Prompt: According to the text on the Bali-to-Lombok raft voyage, where do the oldest known remains of prehistoric boats and paddles come from, and how old are they?

As the sun edged above the horizon on Jan. 31, 2000, a dozen men boarded a bamboo raft off the east coast of the Indonesian island of Bali. Each gripped a wooden paddle and, in unison, deftly stroked the nearly 40-foot-long craft into the open sea. Their destination: the Stone Age, by way of a roughly 18-mile crossing to the neighboring island of Lombok. Project director Robert G. Bednarik, one of the assembled paddlers, knew that a challenging trip lay ahead, even discounting any time travel. Local fishing crews had told him of the Lombok Strait’s fiendishly shifting currents, vicious whirlpools, and unexpected waves far from shore. No matter—Bednarik knew of no other way to demonstrate that Homo erectus, humanity’s evolutionary precursor and perhaps a direct ancestor of Homo sapiens, was the world’s first seafarer.
Such a possibility falls far outside mainstream ideas about the origins of sea travel. Many researchers theorize that Southeast Asian H. sapiens built and navigated the first sea vessels between 60,000 and 40,000 years ago, ultimately piloting them to the open spaces of Australia. However, archaeologists have found precious few remains of prehistoric rafts and boats. The oldest such finds, including wooden canoes and paddles, come from northern Europe and date to at most 9,000 years ago.
Nonetheless, Bednarik says, it’s apparent that H. erectus—which may have survived in Java until 30,000 years ago—launched the first age of ocean journeys between 900,000 and 800,000 years ago. On Flores, an island separated from Bali by ocean waters and the islands of Lombok and Sumbawa, other scientists have dated stone tools at more than 800,000 years old (SN: 3/14/98, p. 164). Although a land bridge connected Bali to mainland Asia at that time, it’s unlikely such walkways existed between the other islands, in Bednarik’s view.
If hardy teams of H. erectus reached Flores by sea, their mode of transportation remains unknown. Some scientists suspect that small numbers of Stone Age folk accidentally drifted as far as Flores after climbing onto thick mats of vegetation that sometimes form near the Southeast Asian coast.

Records:
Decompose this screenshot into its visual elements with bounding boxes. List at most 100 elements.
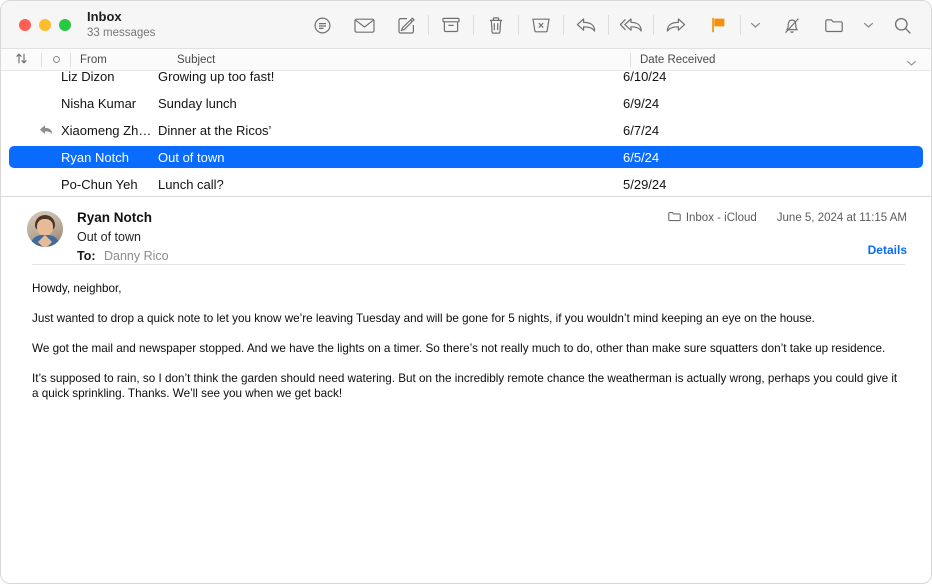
toolbar-separator: [428, 15, 429, 35]
column-header-from[interactable]: From: [71, 54, 168, 66]
row-from: Xiaomeng Zh…: [61, 122, 152, 138]
reply-button[interactable]: [565, 9, 607, 41]
reply-all-icon: [619, 16, 643, 34]
window-controls: [1, 18, 77, 31]
forward-button[interactable]: [655, 9, 697, 41]
row-subject: Out of town: [158, 149, 225, 165]
row-date: 6/9/24: [623, 95, 660, 111]
mute-button[interactable]: [771, 9, 813, 41]
row-subject: Sunday lunch: [158, 95, 237, 111]
recipient-label: To:: [77, 249, 96, 263]
message-header: Ryan Notch Out of town To: Danny Rico In…: [1, 197, 931, 265]
message-meta: Inbox - iCloud June 5, 2024 at 11:15 AM …: [668, 211, 907, 257]
column-header-date[interactable]: Date Received: [631, 54, 931, 66]
sender-name: Ryan Notch: [77, 210, 153, 225]
toolbar-separator: [518, 15, 519, 35]
trash-icon: [487, 16, 505, 35]
delete-button[interactable]: [475, 9, 517, 41]
message-count: 33 messages: [87, 26, 156, 39]
reply-icon: [575, 16, 597, 34]
flag-chevron-down-icon: [750, 21, 761, 29]
message-timestamp: June 5, 2024 at 11:15 AM: [776, 212, 907, 224]
archive-icon: [441, 16, 461, 34]
compose-button[interactable]: [385, 9, 427, 41]
move-chevron-down-icon: [863, 21, 874, 29]
recipient-line: To: Danny Rico: [77, 247, 169, 265]
minimize-button[interactable]: [39, 18, 51, 31]
table-row[interactable]: Ryan Notch Out of town 6/5/24: [9, 146, 923, 168]
row-from: Liz Dizon: [61, 71, 115, 84]
row-from: Ryan Notch: [61, 149, 129, 165]
forward-icon: [665, 16, 687, 34]
unread-column-button[interactable]: [42, 56, 70, 63]
mailbox-name: Inbox - iCloud: [685, 212, 757, 224]
message-list[interactable]: Liz Dizon Growing up too fast! 6/10/24 Nish…: [1, 71, 931, 197]
filter-icon: [313, 16, 332, 35]
toolbar: [301, 1, 923, 49]
close-button[interactable]: [19, 18, 31, 31]
body-paragraph: Just wanted to drop a quick note to let …: [32, 312, 815, 325]
sort-arrows-icon: [15, 52, 28, 68]
column-header-subject[interactable]: Subject: [168, 54, 630, 66]
search-button[interactable]: [881, 9, 923, 41]
table-row[interactable]: Po-Chun Yeh Lunch call? 5/29/24: [9, 173, 923, 195]
mark-unread-envelope-icon: [353, 17, 375, 34]
mark-unread-button[interactable]: [343, 9, 385, 41]
row-date: 6/10/24: [623, 71, 667, 84]
replied-arrow-icon: [9, 124, 61, 136]
toolbar-separator: [563, 15, 564, 35]
junk-button[interactable]: [520, 9, 562, 41]
search-icon: [893, 16, 912, 35]
table-row[interactable]: Xiaomeng Zh… Dinner at the Ricos’ 6/7/24: [9, 119, 923, 141]
page-title: Inbox: [87, 8, 122, 24]
flag-button[interactable]: [697, 9, 739, 41]
row-date: 5/29/24: [623, 176, 667, 192]
body-paragraph: Howdy, neighbor,: [32, 282, 122, 295]
meta-row: Inbox - iCloud June 5, 2024 at 11:15 AM: [668, 211, 907, 225]
sender-text: Ryan Notch Out of town To: Danny Rico: [63, 209, 169, 265]
toolbar-separator: [608, 15, 609, 35]
message-list-header: From Subject Date Received: [1, 49, 931, 71]
mailbox-indicator: Inbox - iCloud: [668, 211, 757, 225]
row-subject: Dinner at the Ricos’: [158, 122, 272, 138]
column-header-date-label: Date Received: [640, 53, 716, 66]
chevron-down-icon[interactable]: [906, 58, 917, 70]
reply-all-button[interactable]: [610, 9, 652, 41]
message-subject: Out of town: [77, 230, 141, 244]
move-options-button[interactable]: [855, 9, 881, 41]
avatar: [27, 211, 63, 247]
archive-button[interactable]: [430, 9, 472, 41]
message-list-rows: Liz Dizon Growing up too fast! 6/10/24 Nish…: [1, 71, 931, 196]
details-link[interactable]: Details: [668, 243, 907, 257]
row-from: Nisha Kumar: [61, 95, 137, 111]
title-bar: Inbox 33 messages: [1, 1, 931, 49]
row-from: Po-Chun Yeh: [61, 176, 138, 192]
row-subject: Growing up too fast!: [158, 71, 275, 84]
table-row[interactable]: Liz Dizon Growing up too fast! 6/10/24: [9, 71, 923, 87]
zoom-button[interactable]: [59, 18, 71, 31]
recipient-value[interactable]: Danny Rico: [104, 249, 169, 263]
header-rule: [32, 264, 905, 265]
body-paragraph: It’s supposed to rain, so I don’t think …: [32, 372, 898, 400]
compose-icon: [397, 16, 416, 35]
row-date: 6/7/24: [623, 122, 660, 138]
row-subject: Lunch call?: [158, 176, 224, 192]
body-paragraph: We got the mail and newspaper stopped. A…: [32, 342, 886, 355]
toolbar-separator: [653, 15, 654, 35]
junk-icon: [531, 16, 551, 34]
move-folder-button[interactable]: [813, 9, 855, 41]
folder-icon: [668, 211, 686, 225]
toolbar-separator: [740, 15, 741, 35]
unread-circle-icon: [52, 56, 60, 63]
table-row[interactable]: Nisha Kumar Sunday lunch 6/9/24: [9, 92, 923, 114]
toolbar-separator: [473, 15, 474, 35]
sort-column-button[interactable]: [1, 52, 41, 68]
mute-bell-icon: [782, 16, 802, 35]
window-title-block: Inbox 33 messages: [77, 9, 227, 41]
filter-button[interactable]: [301, 9, 343, 41]
flag-options-button[interactable]: [742, 9, 768, 41]
row-date: 6/5/24: [623, 149, 660, 165]
message-body: Howdy, neighbor, Just wanted to drop a qu…: [1, 265, 931, 401]
move-folder-icon: [824, 17, 844, 34]
mail-window: Inbox 33 messages From Subject Date Rece…: [0, 0, 932, 584]
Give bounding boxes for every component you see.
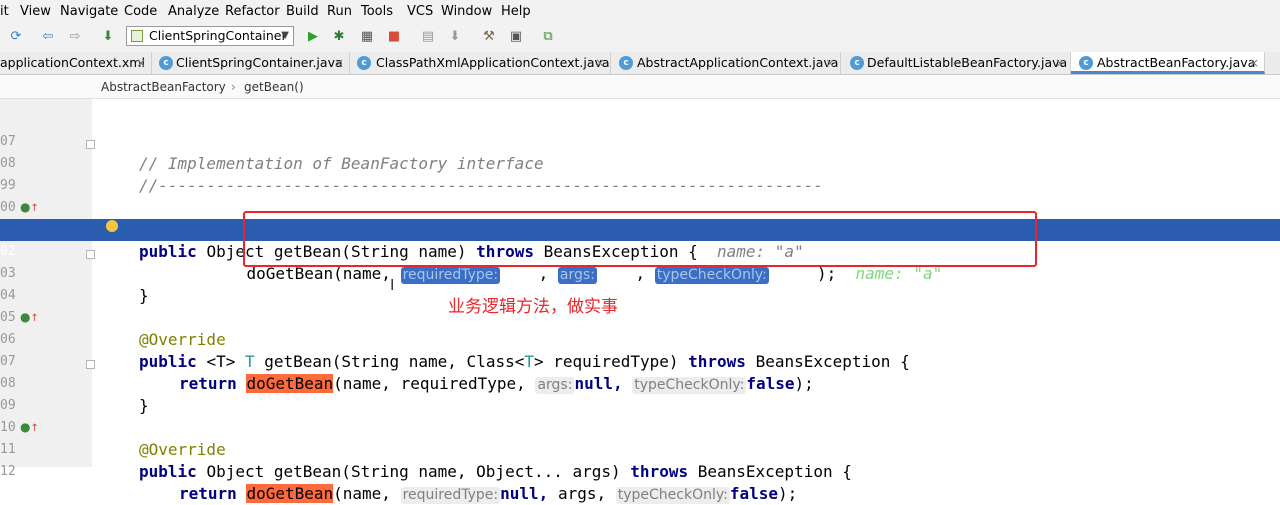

Written answer: They come from northern Europe and date to at most 9,000 years ago.